Pull every line holding the string "pola" from the records below.

(Collection entries)
- - -

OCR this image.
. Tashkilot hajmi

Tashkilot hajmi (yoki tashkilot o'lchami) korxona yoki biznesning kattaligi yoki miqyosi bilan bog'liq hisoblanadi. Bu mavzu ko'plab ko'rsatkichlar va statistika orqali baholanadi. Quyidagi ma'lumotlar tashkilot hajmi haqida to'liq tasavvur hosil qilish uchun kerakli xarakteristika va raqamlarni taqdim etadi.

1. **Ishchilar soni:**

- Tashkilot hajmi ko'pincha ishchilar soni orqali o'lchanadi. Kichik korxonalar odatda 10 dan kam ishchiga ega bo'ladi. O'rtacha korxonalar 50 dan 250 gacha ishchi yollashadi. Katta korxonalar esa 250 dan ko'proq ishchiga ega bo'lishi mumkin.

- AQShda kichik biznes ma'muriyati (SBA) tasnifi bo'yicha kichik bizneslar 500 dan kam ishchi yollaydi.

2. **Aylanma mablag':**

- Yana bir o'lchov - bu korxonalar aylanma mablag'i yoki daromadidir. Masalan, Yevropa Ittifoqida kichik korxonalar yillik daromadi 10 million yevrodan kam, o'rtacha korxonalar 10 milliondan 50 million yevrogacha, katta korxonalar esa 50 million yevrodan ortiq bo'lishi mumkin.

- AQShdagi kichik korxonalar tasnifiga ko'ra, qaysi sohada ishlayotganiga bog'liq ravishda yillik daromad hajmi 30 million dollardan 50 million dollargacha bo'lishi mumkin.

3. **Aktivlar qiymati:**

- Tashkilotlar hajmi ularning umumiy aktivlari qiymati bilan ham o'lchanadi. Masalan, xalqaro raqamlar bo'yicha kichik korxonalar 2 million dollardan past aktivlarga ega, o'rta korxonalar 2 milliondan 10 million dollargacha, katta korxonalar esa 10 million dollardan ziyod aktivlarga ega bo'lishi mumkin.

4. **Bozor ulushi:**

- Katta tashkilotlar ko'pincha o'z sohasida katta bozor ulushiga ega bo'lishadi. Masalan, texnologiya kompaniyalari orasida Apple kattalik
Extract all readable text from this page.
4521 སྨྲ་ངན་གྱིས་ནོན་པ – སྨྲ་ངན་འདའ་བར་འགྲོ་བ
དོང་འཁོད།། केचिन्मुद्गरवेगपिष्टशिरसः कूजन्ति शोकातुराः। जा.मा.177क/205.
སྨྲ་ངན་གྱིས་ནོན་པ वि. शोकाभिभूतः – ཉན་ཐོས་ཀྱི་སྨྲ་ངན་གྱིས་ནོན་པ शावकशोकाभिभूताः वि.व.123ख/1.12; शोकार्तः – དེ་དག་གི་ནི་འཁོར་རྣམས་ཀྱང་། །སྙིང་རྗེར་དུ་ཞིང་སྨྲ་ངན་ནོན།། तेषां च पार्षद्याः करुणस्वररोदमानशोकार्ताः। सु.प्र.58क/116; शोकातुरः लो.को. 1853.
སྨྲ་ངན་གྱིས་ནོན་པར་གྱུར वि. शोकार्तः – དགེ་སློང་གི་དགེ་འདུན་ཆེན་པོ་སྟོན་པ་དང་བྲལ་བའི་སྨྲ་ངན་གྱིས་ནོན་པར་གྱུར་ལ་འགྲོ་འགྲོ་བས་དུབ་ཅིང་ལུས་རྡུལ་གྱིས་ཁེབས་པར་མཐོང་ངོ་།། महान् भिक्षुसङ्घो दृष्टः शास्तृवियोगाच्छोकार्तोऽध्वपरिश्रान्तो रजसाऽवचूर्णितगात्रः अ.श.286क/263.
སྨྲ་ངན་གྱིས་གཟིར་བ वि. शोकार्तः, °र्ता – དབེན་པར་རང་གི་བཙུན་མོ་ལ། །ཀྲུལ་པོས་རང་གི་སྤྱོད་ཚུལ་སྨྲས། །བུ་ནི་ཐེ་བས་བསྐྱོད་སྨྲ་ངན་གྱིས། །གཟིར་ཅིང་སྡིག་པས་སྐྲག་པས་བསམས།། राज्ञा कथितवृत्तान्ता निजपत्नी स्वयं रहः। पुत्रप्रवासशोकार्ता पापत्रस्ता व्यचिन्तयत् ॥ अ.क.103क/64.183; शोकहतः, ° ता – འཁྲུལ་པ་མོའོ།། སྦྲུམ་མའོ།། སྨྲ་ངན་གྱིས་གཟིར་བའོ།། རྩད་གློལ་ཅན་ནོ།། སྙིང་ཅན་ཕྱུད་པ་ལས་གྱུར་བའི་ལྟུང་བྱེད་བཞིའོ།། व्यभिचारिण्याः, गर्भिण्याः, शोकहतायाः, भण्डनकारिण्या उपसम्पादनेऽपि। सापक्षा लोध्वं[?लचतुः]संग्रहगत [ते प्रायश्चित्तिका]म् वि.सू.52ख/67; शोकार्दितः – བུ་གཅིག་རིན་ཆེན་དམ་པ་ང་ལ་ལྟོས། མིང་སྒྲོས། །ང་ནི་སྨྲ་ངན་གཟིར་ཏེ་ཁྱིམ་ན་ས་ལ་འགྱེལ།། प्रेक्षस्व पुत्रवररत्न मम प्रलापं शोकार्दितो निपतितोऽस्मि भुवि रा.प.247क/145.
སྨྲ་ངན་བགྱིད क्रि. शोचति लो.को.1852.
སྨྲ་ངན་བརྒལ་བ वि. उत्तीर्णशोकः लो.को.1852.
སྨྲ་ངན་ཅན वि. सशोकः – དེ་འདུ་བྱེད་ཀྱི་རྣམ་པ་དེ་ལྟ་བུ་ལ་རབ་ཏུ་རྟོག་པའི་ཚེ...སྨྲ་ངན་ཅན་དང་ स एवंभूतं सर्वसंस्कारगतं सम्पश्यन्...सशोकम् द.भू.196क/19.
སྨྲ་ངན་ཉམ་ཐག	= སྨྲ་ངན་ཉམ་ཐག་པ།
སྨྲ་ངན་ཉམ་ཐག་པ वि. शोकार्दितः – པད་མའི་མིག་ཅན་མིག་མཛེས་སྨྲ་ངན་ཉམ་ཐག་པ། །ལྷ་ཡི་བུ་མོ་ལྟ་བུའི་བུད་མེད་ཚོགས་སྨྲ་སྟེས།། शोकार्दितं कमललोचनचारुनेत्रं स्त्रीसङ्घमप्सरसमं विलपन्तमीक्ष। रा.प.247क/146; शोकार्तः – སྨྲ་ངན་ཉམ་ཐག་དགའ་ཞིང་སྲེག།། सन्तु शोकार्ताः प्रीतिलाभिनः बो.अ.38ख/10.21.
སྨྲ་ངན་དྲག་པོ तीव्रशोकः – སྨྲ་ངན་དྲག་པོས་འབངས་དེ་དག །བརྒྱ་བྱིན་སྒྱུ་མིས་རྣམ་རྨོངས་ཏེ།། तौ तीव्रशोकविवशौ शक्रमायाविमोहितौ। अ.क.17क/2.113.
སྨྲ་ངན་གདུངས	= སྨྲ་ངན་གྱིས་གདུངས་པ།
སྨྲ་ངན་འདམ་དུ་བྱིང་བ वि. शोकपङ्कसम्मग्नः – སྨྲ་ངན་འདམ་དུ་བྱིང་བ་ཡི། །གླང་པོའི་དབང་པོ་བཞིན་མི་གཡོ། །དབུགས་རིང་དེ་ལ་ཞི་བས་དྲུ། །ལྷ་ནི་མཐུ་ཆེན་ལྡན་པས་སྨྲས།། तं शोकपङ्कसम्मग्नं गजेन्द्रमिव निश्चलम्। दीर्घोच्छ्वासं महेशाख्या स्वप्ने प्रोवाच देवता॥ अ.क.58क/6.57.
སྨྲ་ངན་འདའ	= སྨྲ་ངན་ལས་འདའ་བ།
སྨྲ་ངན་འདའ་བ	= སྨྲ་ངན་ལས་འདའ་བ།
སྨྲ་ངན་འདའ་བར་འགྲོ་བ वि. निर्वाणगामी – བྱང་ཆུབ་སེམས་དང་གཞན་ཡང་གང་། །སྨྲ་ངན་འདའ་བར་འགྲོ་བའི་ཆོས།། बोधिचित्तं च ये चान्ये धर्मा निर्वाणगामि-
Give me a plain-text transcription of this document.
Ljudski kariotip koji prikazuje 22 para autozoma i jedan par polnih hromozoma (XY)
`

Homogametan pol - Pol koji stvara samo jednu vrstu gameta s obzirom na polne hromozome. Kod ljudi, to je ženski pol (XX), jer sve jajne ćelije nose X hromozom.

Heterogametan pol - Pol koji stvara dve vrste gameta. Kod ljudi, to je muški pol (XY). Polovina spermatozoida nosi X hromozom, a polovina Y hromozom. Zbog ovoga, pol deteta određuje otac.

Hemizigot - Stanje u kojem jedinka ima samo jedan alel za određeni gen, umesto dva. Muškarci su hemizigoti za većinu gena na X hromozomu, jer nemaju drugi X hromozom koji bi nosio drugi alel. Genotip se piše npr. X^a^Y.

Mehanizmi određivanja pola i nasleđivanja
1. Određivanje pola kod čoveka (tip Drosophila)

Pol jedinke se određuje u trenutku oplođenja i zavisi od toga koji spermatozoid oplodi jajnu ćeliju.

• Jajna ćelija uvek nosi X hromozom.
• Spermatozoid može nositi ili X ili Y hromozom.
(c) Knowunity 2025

- - -

SOLUTION ▸
Mehanizmi određivanja pola i nasleđivanja
1. Određivanje pola kod čoveka (tip Drosophila)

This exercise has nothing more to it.